*EXERCISE AIM:* Write out all the material exactly. Leave nothing out.

╭─ DATA FOR PROCESSING

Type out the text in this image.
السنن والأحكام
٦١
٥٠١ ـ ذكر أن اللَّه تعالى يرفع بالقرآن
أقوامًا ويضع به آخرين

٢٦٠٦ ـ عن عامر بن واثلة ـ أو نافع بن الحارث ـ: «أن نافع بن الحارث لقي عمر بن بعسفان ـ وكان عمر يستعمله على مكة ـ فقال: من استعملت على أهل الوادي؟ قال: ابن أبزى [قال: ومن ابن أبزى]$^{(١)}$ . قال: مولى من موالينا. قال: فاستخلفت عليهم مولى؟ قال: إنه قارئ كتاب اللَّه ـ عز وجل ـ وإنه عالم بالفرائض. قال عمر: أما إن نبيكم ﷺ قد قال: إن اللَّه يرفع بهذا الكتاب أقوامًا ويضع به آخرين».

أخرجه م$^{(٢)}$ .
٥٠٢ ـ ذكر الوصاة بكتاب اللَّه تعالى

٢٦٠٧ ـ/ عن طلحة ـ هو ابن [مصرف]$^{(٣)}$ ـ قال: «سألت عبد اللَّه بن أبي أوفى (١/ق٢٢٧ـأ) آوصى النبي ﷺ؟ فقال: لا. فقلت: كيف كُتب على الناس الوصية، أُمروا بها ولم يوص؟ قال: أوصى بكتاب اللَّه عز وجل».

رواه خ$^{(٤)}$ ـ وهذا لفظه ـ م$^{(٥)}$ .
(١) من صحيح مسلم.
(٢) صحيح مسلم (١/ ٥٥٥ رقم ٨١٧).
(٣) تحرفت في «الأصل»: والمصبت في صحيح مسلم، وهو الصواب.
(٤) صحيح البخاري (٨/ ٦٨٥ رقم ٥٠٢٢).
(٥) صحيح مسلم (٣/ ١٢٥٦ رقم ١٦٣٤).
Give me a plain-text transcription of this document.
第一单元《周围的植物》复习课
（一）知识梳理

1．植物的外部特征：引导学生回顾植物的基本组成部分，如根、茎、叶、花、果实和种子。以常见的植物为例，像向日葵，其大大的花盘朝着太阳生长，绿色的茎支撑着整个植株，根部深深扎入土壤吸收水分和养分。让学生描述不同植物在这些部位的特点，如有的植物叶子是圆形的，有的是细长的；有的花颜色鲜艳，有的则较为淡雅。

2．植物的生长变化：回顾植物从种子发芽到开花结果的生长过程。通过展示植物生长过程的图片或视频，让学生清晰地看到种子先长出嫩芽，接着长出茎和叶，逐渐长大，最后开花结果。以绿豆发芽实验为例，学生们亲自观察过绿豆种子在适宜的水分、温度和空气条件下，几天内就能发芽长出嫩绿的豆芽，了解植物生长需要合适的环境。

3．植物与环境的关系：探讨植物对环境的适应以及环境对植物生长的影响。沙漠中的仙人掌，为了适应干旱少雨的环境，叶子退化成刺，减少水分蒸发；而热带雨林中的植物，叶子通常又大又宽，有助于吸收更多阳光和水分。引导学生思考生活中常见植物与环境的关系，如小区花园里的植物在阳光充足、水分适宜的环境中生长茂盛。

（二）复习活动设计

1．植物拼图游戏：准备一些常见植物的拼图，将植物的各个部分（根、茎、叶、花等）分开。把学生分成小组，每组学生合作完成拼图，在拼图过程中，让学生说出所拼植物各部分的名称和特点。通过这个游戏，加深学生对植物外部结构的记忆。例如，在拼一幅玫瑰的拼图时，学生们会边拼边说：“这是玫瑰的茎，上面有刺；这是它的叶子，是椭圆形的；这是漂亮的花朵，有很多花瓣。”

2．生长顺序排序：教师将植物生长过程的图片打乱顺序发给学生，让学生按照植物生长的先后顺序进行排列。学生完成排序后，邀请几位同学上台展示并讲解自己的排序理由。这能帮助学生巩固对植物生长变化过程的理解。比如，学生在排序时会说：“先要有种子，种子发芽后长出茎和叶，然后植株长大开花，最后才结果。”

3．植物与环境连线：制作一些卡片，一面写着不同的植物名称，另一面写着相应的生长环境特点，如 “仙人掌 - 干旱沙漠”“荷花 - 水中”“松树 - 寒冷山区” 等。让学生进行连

╰─

*SOLUTION:*
Type out the text in this image.
السنن والأحكام
٦١
٥٠١ ـ ذكر أن اللَّه تعالى يرفع بالقرآن
أقوامًا ويضع به آخرين

٢٦٠٦ ـ عن عامر بن واثلة ـ أو نافع بن الحارث ـ: «أن نافع بن الحارث لقي عمر بن بعسفان ـ وكان عمر يستعمله على مكة ـ فقال: من استعملت على أهل الوادي؟ قال: ابن أبزى [قال: ومن ابن أبزى]$^{(١)}$ . قال: مولى من موالينا. قال: فاستخلفت عليهم مولى؟ قال: إنه قارئ كتاب اللَّه ـ عز وجل ـ وإنه عالم بالفرائض. قال عمر: أما إن نبيكم ﷺ قد قال: إن اللَّه يرفع بهذا الكتاب أقوامًا ويضع به آخرين».

أخرجه م$^{(٢)}$ .
٥٠٢ ـ ذكر الوصاة بكتاب اللَّه تعالى

٢٦٠٧ ـ/ عن طلحة ـ هو ابن [مصرف]$^{(٣)}$ ـ قال: «سألت عبد اللَّه بن أبي أوفى (١/ق٢٢٧ـأ) آوصى النبي ﷺ؟ فقال: لا. فقلت: كيف كُتب على الناس الوصية، أُمروا بها ولم يوص؟ قال: أوصى بكتاب اللَّه عز وجل».

رواه خ$^{(٤)}$ ـ وهذا لفظه ـ م$^{(٥)}$ .
(١) من صحيح مسلم.
(٢) صحيح مسلم (١/ ٥٥٥ رقم ٨١٧).
(٣) تحرفت في «الأصل»: والمصبت في صحيح مسلم، وهو الصواب.
(٤) صحيح البخاري (٨/ ٦٨٥ رقم ٥٠٢٢).
(٥) صحيح مسلم (٣/ ١٢٥٦ رقم ١٦٣٤).
Give me a plain-text transcription of this document.
第一单元《周围的植物》复习课
（一）知识梳理

1．植物的外部特征：引导学生回顾植物的基本组成部分，如根、茎、叶、花、果实和种子。以常见的植物为例，像向日葵，其大大的花盘朝着太阳生长，绿色的茎支撑着整个植株，根部深深扎入土壤吸收水分和养分。让学生描述不同植物在这些部位的特点，如有的植物叶子是圆形的，有的是细长的；有的花颜色鲜艳，有的则较为淡雅。

2．植物的生长变化：回顾植物从种子发芽到开花结果的生长过程。通过展示植物生长过程的图片或视频，让学生清晰地看到种子先长出嫩芽，接着长出茎和叶，逐渐长大，最后开花结果。以绿豆发芽实验为例，学生们亲自观察过绿豆种子在适宜的水分、温度和空气条件下，几天内就能发芽长出嫩绿的豆芽，了解植物生长需要合适的环境。

3．植物与环境的关系：探讨植物对环境的适应以及环境对植物生长的影响。沙漠中的仙人掌，为了适应干旱少雨的环境，叶子退化成刺，减少水分蒸发；而热带雨林中的植物，叶子通常又大又宽，有助于吸收更多阳光和水分。引导学生思考生活中常见植物与环境的关系，如小区花园里的植物在阳光充足、水分适宜的环境中生长茂盛。

（二）复习活动设计

1．植物拼图游戏：准备一些常见植物的拼图，将植物的各个部分（根、茎、叶、花等）分开。把学生分成小组，每组学生合作完成拼图，在拼图过程中，让学生说出所拼植物各部分的名称和特点。通过这个游戏，加深学生对植物外部结构的记忆。例如，在拼一幅玫瑰的拼图时，学生们会边拼边说：“这是玫瑰的茎，上面有刺；这是它的叶子，是椭圆形的；这是漂亮的花朵，有很多花瓣。”

2．生长顺序排序：教师将植物生长过程的图片打乱顺序发给学生，让学生按照植物生长的先后顺序进行排列。学生完成排序后，邀请几位同学上台展示并讲解自己的排序理由。这能帮助学生巩固对植物生长变化过程的理解。比如，学生在排序时会说：“先要有种子，种子发芽后长出茎和叶，然后植株长大开花，最后才结果。”

3．植物与环境连线：制作一些卡片，一面写着不同的植物名称，另一面写着相应的生长环境特点，如 “仙人掌 - 干旱沙漠”“荷花 - 水中”“松树 - 寒冷山区” 等。让学生进行连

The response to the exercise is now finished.